Supplied text:
____

ESMO Congress 2024 | OncologyPRO

Abstract 1038P

Background

Immunosuppression mediated by regulatory T cells (Tregs) abrogates the response to immune checkpoint blockade (ICB). Antibody dependent cell cytotoxicity has been suggested as a mechanism by which anti- CTLA-4 Ipilimumab can overcome the cancer promoting effects of Tregs. Similarly, the relative activation of Tregs versus CD4 T cells has been implicated in the response to anti-PD1 immunotherapy. Whilst such associations have been observed within tumours, the relationship between Treg subset size prior to and across both single agent anti PD1 (sICB) and combination anti-PD1/anti-CTLA-4 (cICB) in metastatic melanoma (MM) is relatively unexplored. Here we have analysed the relative abundance of Tregs and contrasted with other subsets in the treatment of MM and associated with oncological outcomes.

____

Data provided:
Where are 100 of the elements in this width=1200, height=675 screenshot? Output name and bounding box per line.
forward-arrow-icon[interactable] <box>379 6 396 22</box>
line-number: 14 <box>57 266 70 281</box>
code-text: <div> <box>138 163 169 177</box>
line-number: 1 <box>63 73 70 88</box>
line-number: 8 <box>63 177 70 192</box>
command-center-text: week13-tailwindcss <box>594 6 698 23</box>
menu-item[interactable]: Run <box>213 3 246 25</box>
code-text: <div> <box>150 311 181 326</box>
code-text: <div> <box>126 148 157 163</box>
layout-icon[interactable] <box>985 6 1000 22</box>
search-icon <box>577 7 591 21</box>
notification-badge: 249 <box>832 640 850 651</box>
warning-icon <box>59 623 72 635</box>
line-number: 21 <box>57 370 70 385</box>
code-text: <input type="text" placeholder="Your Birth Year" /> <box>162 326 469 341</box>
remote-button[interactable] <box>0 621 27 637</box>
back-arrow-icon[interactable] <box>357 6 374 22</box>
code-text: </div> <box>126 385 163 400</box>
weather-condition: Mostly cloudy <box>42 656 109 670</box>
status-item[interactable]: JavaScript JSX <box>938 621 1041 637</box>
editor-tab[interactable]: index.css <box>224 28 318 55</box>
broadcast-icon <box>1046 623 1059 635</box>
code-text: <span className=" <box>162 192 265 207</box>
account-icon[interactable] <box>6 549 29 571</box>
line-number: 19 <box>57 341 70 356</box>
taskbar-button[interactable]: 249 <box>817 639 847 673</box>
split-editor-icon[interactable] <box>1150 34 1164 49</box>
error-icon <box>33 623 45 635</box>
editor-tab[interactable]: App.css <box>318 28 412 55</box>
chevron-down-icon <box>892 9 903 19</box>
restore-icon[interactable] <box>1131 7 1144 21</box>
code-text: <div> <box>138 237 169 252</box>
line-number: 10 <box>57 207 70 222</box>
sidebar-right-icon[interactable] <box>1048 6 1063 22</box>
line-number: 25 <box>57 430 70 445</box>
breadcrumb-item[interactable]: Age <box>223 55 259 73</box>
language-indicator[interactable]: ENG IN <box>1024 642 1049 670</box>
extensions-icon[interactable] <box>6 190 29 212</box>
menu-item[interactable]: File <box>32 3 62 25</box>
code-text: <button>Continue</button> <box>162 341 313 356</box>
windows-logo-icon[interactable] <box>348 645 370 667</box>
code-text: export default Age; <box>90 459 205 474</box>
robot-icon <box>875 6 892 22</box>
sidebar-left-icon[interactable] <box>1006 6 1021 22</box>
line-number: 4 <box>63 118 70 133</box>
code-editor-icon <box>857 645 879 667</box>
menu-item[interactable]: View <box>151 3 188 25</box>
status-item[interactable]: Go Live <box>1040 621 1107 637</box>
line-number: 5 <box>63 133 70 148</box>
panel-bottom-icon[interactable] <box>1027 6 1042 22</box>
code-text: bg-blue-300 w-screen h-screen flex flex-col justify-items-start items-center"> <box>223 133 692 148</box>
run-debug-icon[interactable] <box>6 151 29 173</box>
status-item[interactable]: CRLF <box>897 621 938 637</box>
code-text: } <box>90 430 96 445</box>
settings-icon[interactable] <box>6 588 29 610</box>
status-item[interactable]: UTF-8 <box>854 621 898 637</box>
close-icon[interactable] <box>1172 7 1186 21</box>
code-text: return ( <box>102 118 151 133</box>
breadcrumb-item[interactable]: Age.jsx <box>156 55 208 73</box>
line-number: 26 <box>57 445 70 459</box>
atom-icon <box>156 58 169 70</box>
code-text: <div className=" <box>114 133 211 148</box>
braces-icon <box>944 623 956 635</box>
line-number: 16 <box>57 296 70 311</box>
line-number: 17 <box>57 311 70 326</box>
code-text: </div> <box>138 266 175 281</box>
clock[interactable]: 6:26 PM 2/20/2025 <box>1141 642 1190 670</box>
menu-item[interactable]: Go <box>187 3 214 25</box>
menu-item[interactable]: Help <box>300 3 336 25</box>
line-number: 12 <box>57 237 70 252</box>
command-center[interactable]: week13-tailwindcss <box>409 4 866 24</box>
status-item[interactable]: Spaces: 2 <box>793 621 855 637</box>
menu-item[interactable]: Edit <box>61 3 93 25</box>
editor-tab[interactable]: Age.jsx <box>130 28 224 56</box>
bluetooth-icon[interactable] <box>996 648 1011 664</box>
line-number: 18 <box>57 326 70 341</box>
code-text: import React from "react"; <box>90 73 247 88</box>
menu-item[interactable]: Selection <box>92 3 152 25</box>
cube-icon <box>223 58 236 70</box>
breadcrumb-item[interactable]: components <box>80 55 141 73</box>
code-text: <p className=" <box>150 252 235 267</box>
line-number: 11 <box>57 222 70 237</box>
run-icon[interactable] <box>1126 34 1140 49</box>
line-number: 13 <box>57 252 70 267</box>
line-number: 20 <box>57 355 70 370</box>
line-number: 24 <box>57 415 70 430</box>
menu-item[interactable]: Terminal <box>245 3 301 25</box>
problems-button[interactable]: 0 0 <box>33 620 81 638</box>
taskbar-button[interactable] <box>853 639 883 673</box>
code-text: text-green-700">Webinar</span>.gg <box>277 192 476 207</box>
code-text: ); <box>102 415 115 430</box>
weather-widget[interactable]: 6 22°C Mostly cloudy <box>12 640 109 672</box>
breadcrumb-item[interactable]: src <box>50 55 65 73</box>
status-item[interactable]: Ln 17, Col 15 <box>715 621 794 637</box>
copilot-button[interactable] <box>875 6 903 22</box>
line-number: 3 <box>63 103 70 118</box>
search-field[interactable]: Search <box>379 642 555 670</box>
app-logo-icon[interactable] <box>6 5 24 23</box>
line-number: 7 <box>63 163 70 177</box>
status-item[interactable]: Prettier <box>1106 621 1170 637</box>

____

Tasks to carry out:
a: Answer from the melanoma abstract:
(i) What mechanism has been suggested for how ipilimumab can overcome the effects of Tregs?
(ii) What treatment does the abbreviation cICB stand for?
(iii) What disease are the treatments studied in?
b: Pick up the melanoma abstract after its last sentence and write the next part.
The material comes from a separate source and has no link to the text.

Written answers:
a:
(i) Antibody dependent cell cytotoxicity.
(ii) Combination anti-PD1/anti-CTLA-4.
(iii) Metastatic melanoma (MM).

b:
Methods

Flow cytometry was used to quantify Tregs in PBMCs from 94 melanoma patients receiving either combined or single agent ICB. Anti-IgG4 was used to stain anti-PD1 and quantify Nivolumab/Pembrolizumab binding in Treg subsets. Observations were secondarily explored in scRNAseq analysis across samples (n=80).

Results

Increasing Treg proportions is associated with a decrease in CD8+ effector phenotypes prior to treatment. ICB expands the Treg subset, with a larger increase seen in single ICB. Patients with less anti-PD1 bound to Tregs in comparison to classical CD4+ T cells had a survival advantage-this effect was not seen in combination therapy. Counts of Tregs were associated with distinct gene expression profiles across T cell subsets.

Conclusions

Treg abundance in peripheral blood is correlated with reduced CD8+ cytotoxicity in melanoma patients and distinct patterns of gene expression. ICB mediated restoration of the immunosuppressive functions of Tregs may negatively impact clinical outcome but only after anti PD1 treatment alone.